[Items from a dataset]
========

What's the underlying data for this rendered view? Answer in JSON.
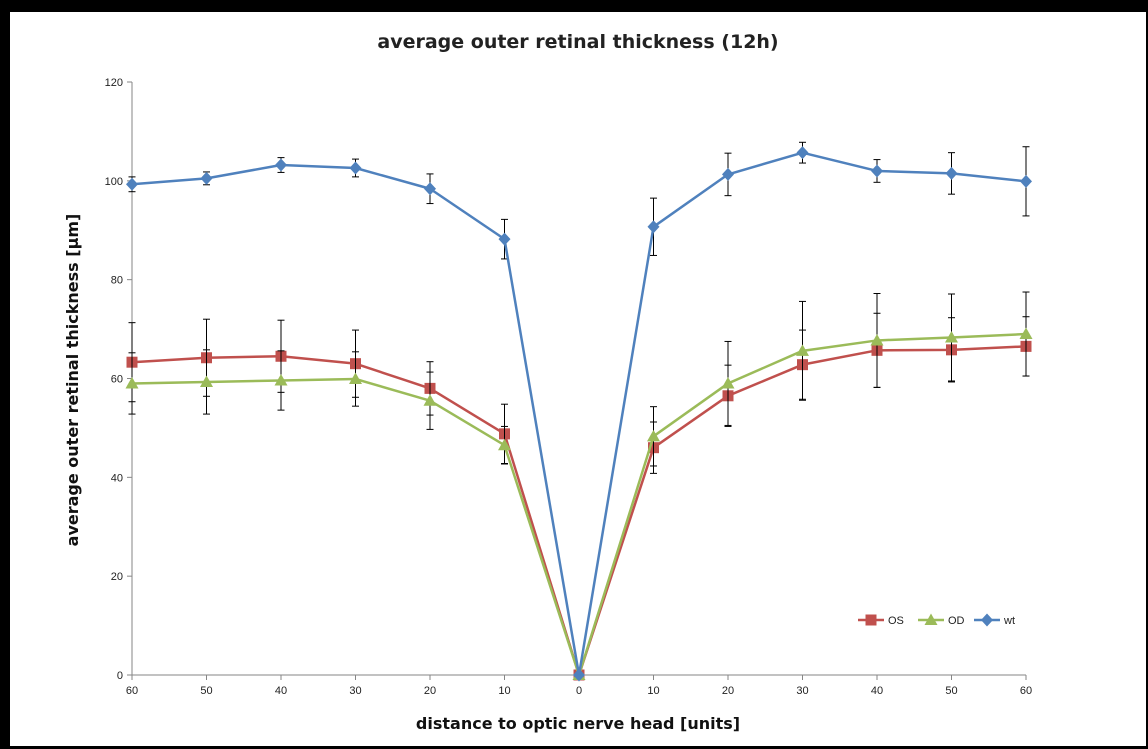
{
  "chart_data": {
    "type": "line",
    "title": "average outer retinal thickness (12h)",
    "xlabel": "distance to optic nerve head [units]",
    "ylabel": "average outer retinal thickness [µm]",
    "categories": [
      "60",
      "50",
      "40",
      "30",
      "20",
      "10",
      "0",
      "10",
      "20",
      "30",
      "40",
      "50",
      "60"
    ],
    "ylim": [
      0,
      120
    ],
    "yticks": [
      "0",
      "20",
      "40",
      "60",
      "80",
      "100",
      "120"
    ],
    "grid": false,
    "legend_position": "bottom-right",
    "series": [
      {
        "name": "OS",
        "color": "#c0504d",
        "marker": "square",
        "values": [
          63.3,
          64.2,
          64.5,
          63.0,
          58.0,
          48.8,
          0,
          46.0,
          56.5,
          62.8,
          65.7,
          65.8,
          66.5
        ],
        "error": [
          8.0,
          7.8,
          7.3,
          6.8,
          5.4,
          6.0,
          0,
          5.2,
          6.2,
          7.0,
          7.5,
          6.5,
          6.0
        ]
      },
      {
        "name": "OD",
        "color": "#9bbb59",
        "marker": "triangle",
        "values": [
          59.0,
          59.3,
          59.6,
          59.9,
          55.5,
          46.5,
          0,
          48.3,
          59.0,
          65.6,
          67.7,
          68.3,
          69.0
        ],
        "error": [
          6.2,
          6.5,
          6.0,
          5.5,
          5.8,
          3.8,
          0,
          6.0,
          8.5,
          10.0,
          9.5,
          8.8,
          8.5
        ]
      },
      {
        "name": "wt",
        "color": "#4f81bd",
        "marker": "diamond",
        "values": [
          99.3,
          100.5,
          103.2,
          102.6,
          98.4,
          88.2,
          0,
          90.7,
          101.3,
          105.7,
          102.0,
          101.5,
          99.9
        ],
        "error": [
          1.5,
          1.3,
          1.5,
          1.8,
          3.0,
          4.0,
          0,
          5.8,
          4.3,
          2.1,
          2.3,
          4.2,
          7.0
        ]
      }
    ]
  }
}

========

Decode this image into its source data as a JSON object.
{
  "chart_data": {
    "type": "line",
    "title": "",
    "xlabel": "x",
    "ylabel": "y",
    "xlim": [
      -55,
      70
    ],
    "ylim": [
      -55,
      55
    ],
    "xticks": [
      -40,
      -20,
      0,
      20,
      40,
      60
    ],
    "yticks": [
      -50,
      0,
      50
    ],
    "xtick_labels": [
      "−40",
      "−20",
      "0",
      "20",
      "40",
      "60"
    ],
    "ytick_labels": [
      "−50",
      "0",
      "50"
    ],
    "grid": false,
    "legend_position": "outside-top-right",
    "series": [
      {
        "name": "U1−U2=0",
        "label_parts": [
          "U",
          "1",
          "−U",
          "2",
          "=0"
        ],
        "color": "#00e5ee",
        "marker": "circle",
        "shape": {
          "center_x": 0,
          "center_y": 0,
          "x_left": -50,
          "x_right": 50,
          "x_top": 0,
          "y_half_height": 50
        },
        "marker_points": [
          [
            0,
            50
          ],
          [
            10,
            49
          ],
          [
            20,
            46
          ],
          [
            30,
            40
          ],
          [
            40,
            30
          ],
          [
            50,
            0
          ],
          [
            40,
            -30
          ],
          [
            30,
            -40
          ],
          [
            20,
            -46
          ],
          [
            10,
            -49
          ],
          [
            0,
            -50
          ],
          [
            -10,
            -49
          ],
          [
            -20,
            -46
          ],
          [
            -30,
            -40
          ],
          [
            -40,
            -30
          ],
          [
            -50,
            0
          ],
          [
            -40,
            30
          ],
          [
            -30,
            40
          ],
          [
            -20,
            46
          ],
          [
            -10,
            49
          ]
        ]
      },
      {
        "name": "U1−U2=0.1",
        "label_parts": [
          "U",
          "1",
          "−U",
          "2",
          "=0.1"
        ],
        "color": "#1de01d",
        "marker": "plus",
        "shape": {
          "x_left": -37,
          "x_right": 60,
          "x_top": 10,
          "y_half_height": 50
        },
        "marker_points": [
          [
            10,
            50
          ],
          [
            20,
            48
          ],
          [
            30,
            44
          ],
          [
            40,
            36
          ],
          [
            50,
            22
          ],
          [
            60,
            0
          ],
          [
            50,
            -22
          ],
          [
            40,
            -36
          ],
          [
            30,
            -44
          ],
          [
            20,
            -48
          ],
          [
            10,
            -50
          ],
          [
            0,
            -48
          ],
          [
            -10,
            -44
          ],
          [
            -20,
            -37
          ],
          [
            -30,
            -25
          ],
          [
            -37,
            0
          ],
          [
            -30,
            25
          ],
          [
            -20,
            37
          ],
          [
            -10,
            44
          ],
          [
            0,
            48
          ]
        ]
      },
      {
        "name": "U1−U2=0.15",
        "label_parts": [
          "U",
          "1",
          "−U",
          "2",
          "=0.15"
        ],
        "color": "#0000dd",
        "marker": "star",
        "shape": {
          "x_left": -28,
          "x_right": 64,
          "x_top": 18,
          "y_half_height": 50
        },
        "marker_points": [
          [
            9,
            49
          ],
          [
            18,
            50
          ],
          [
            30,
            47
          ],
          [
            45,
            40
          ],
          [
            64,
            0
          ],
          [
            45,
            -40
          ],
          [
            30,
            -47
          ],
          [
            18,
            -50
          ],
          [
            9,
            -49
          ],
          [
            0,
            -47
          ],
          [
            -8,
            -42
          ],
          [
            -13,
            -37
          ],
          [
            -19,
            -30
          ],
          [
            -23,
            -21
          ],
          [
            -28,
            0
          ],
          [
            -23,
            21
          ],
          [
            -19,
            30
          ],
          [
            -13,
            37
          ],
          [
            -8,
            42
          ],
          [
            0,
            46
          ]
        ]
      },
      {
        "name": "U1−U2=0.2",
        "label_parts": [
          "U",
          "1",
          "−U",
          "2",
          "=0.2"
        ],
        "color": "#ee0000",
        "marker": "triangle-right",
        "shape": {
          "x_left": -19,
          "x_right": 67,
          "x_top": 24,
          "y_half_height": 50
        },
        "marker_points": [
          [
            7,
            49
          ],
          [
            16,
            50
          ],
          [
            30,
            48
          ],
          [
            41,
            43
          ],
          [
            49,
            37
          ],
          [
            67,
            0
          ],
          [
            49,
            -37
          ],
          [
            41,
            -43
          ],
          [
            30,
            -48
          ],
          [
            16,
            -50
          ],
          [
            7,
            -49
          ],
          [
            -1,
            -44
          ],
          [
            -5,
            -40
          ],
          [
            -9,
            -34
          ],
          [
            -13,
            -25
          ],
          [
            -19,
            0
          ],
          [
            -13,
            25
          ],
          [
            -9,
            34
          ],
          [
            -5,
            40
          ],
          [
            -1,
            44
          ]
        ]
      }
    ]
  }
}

========

* [Written problem]: Count the lines of the data that include the string "xlabel", and give only that number.

* [Exercise result]: 2